▶ _Tasks to carry out_
1 > According to the article about Chantek, where and in what year was he born?
2 > Edit the Chantek article, starting at "Over his nine" and ending at "impressive spatial understanding.", and replace "nursery school" with "preschool".
3 > Continue the article about Chantek from its last sentence.

▶ _Text_
The rollercoaster life of the first orangutan to use sign language

August 7 saw the loss of Chantek –  one of the first signing apes – at the age of 39.

Chantek, a hybrid Sumatran-Bornean orangutan, was born in 1977 at the Yerkes Regional Primate Research Center in Georgia, USA. He was rejected by his mother and chosen to become the focus of an experiment at the University of Tennessee.

 

Dr Lyn Miles, an anthropologist at the university, was charged with the young orangutan’s care. Miles raised him like a human baby, kitting him out with nappies (diapers) and clothes. She had had previous experience communicating with chimps and taught herself American sign language in the hope that she’d be able to ‘speak’ to Chantek, despite cynicism from other scientists who insisted that orangutans were incapable of such a thing.

 

Over his nine years with Miles, Chantek racked up more than 150 signed words in his vocabulary, as well as learning to point to things he was signing about. He went to a nursery school with human children, where he enjoyed their company and learning to paint.

 

He learned to understand the concepts of work and money, being given token for doing chores (like tidying his room) which he could ‘spend’ on his favourite things – ice cream, burgers and car journeys to restaurants. His love for the food chain Dairy Queen was so great that he could direct drivers to the nearest one to his trailer on the university campus, demonstrating impressive spatial understanding.

 

Although his vocabulary was astounding for an animal thought not to be able to communicate, there were many words that Chantek didn’t know the signs for. This didn’t stop him; he just made up terms with the words he did know. Ketchup was referred to as ‘tomato toothpaste’ and burgers were ‘cheese meat bread’.

 

With this language came another ability previously thought to be very human: lying. Miles remembers, “he’d tell me he had to go to the bathroom and then go in there just to play with the knobs on the toilet”.

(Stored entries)

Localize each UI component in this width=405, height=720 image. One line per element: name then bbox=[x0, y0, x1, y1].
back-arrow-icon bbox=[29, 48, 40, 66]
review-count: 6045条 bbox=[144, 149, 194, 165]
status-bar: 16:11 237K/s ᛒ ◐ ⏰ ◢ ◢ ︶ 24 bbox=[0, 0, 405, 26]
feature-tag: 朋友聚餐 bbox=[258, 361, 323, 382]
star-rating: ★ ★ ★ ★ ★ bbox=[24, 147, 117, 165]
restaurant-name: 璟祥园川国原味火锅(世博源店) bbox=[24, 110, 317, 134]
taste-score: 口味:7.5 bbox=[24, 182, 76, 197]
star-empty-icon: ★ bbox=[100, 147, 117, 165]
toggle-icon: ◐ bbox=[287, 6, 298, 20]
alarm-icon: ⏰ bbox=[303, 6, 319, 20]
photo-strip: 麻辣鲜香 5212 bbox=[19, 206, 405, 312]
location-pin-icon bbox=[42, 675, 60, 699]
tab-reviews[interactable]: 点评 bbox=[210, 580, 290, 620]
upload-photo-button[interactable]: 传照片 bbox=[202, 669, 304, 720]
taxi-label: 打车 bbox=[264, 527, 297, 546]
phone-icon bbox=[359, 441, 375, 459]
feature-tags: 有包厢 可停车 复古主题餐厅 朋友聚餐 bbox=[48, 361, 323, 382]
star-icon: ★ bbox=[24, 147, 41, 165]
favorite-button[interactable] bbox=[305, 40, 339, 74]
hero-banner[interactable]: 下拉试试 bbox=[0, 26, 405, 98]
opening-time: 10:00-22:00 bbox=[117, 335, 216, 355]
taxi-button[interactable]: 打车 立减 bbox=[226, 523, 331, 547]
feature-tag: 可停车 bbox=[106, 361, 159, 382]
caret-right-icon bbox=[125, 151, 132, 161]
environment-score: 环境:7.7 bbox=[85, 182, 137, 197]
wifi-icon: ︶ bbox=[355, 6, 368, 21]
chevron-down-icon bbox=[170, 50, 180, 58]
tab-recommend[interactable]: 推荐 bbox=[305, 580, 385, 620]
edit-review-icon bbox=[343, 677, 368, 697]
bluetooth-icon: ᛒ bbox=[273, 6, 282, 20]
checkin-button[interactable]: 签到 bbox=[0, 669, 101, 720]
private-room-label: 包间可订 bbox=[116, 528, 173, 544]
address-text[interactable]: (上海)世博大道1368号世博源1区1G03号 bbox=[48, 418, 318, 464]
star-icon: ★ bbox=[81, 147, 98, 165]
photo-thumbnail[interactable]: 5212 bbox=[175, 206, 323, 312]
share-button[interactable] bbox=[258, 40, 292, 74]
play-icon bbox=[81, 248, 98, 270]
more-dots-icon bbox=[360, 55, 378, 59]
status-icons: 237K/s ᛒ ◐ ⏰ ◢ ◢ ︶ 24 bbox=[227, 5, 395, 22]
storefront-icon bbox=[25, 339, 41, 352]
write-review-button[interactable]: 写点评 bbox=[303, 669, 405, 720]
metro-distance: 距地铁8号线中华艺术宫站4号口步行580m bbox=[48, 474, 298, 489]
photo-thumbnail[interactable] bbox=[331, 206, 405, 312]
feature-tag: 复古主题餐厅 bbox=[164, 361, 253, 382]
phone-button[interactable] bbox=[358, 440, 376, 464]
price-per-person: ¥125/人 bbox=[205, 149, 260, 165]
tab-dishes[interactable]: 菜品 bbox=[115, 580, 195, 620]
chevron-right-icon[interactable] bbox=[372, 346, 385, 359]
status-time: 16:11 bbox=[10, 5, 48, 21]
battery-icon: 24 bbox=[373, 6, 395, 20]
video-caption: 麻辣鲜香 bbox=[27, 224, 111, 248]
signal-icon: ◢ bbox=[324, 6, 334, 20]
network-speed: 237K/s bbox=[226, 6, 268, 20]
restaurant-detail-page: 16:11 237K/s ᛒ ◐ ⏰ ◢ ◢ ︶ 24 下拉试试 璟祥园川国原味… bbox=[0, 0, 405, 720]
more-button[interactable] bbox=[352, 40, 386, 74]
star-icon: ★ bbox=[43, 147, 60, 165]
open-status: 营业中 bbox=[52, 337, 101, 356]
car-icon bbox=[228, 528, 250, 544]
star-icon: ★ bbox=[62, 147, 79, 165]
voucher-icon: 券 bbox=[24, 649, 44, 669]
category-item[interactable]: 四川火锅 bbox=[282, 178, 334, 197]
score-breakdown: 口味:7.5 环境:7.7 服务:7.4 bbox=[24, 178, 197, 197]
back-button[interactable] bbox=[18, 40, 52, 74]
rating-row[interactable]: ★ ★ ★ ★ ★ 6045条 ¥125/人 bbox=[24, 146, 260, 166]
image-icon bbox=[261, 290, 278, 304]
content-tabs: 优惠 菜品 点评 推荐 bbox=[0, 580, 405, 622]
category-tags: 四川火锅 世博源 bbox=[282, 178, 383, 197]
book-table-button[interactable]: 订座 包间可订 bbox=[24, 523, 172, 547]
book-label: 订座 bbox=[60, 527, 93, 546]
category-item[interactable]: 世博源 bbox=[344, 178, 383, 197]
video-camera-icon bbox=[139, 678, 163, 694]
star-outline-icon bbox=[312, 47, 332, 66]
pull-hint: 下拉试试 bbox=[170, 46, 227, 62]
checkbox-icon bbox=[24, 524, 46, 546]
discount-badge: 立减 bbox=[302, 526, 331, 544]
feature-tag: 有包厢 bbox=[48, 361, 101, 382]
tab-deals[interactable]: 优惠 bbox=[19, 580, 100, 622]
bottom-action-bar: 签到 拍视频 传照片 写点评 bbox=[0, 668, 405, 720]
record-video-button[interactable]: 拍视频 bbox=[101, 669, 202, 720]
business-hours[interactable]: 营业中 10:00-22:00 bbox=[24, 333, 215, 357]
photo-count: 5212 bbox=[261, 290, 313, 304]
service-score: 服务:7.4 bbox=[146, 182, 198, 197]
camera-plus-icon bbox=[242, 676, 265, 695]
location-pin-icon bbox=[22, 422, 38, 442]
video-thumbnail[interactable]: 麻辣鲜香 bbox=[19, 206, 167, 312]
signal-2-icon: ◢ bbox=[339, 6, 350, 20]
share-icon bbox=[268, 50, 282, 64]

▶ _Answers to the problems_
1 > He was born in 1977 at the Yerkes Regional Primate Research Center in Georgia, USA.

2 >
Over his nine years with Miles, Chantek racked up more than 150 signed words in his vocabulary, as well as learning to point to things he was signing about. He went to a preschool with human children, where he enjoyed their company and learning to paint.

 

He learned to understand the concepts of work and money, being given token for doing chores (like tidying his room) which he could ‘spend’ on his favourite things – ice cream, burgers and car journeys to restaurants. His love for the food chain Dairy Queen was so great that he could direct drivers to the nearest one to his trailer on the university campus, demonstrating impressive spatial understanding.

3 >
 

As he grew up and his education progressed, Chantek sat in on lectures at the university. He enjoyed being around the students, and they were so fond of him that his photo was included in the yearbook.

 

Unfortunately, his life as a blossoming scholar could not continue. Adult male orangutans are immensely strong, with powerful limbs and jaws, and the university began to worry about the potential for incidents. When he escaped from his compound and scared a female student, he was tranquilised and sent back to the research center where he was born.

 

Dr Miles fought for weeks to see her beloved orangutan, eventually being allowed in to find him locked in a 1.5 x 1.5 metre (five x five foot) cage. Chantek reportedly signed to her “Mother Lyn, get car, go home”, but Miles had to explain that this was where he was to stay. Over the next 11 years, Chantek remained in his cage, becoming depressed and doubling in weight because of his inactivity.

 

In 1997, Chantek was finally given the chance of a better life when Zoo Atlanta offered him a home in one of their enclosures. Here, he used the signs he could still remember to communicate with keepers. He wasn’t so sure about his fellow orangutans, referring to them as ‘orange dogs’ (he called himself an ‘orangutan person’). At the zoo, he enjoyed painting, making things including tools and music, and stringing beads to make jewellery. He was shy of new people, but was known to be very observant and attentive.

 

In 2014, the intelligent ape was the star of the PBS documentary ‘The Ape Who Went To College’. His life sparked many discussions on the intelligence of apes, their relationship with humans, and whether they themselves should be considered people.

 

As of last year, Chantek had been undergoing treatment for heart disease – a common ailment of captive apes – although it’s not certain that this was the cause of his death. He reached a good age, as orangutans are considered old when they reach 35. People who knew him have expressed their sadness and said that he will be greatly missed.